>>>>>
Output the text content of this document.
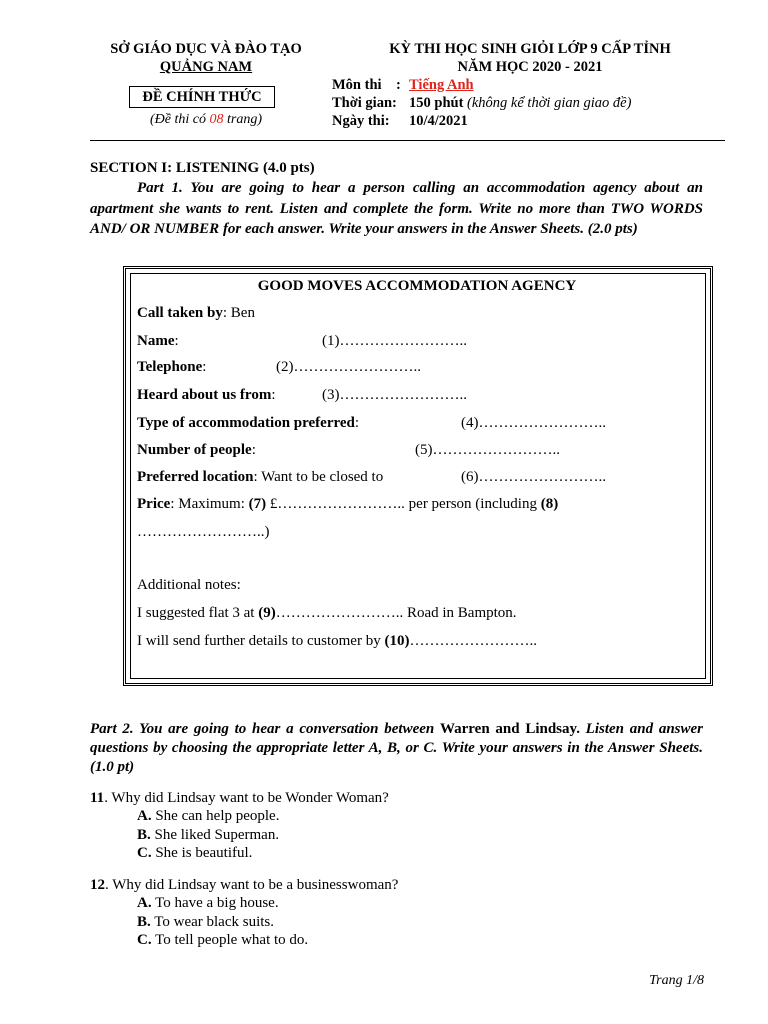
SỞ GIÁO DỤC VÀ ĐÀO TẠO
QUẢNG NAM
ĐỀ CHÍNH THỨC
(Đề thi có 08 trang)
KỲ THI HỌC SINH GIỎI LỚP 9 CẤP TỈNH
NĂM HỌC 2020 - 2021
Môn thi : Tiếng Anh
Thời gian: 150 phút (không kể thời gian giao đề)
Ngày thi: 10/4/2021
SECTION I: LISTENING (4.0 pts)
Part 1. You are going to hear a person calling an accommodation agency about an apartment she wants to rent. Listen and complete the form. Write no more than TWO WORDS AND/ OR NUMBER for each answer. Write your answers in the Answer Sheets. (2.0 pts)
GOOD MOVES ACCOMMODATION AGENCY
Call taken by: Ben
Name:	(1)……………………..
Telephone:	(2)……………………..
Heard about us from:	(3)……………………..
Type of accommodation preferred:	(4)……………………..
Number of people:	(5)……………………..
Preferred location: Want to be closed to	(6)……………………..
Price: Maximum: (7) £…………………….. per person (including (8)
……………………..)
Additional notes:
I suggested flat 3 at (9)…………………….. Road in Bampton.
I will send further details to customer by (10)……………………..
Part 2. You are going to hear a conversation between Warren and Lindsay. Listen and answer questions by choosing the appropriate letter A, B, or C. Write your answers in the Answer Sheets. (1.0 pt)
11. Why did Lindsay want to be Wonder Woman?
A. She can help people.
B. She liked Superman.
C. She is beautiful.
12. Why did Lindsay want to be a businesswoman?
A. To have a big house.
B. To wear black suits.
C. To tell people what to do.
Trang 1/8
<<<<<
● **WHAT IS ASKED**
Where does the word "about" appear in the listing? List each line that holds it.

● **OUTPUT OF THE TASK**
Part 1. You are going to hear a person calling an accommodation agency about an apartment she wants to rent. Listen and complete the form. Write no more than TWO WORDS AND/ OR NUMBER for each answer. Write your answers in the Answer Sheets. (2.0 pts)
Heard about us from:	(3)……………………..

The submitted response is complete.